__Goal__
Count the lines in the data below that contain the string "icon", treating uppercase and lowercase as distinct. Give only the number.

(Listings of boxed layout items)
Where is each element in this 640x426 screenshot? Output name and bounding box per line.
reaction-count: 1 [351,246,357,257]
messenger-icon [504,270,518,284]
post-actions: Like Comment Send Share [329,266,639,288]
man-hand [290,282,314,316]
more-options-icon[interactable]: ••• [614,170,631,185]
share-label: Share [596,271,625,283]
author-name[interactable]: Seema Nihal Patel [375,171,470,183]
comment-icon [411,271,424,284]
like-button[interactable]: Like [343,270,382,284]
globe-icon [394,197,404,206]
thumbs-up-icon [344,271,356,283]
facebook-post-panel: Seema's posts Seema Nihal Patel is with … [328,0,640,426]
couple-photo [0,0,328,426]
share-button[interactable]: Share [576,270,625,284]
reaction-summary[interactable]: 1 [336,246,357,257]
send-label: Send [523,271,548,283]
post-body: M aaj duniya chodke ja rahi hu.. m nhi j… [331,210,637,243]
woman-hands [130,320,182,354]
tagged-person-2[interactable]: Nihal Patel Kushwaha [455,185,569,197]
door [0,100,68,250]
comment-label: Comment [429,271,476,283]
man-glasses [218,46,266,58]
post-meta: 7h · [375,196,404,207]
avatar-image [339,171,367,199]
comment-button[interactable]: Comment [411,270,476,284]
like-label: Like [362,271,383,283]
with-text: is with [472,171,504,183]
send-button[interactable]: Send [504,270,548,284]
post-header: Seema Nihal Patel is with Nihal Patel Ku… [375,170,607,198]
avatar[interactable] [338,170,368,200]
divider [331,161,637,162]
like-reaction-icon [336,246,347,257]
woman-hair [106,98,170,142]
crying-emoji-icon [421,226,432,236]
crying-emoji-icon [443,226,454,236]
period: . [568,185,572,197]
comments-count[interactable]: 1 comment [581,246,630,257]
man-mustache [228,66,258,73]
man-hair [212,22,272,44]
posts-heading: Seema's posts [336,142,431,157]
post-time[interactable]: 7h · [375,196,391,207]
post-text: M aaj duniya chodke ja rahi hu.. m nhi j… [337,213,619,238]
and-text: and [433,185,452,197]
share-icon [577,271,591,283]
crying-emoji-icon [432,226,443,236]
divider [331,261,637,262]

__Output of the exercise__
10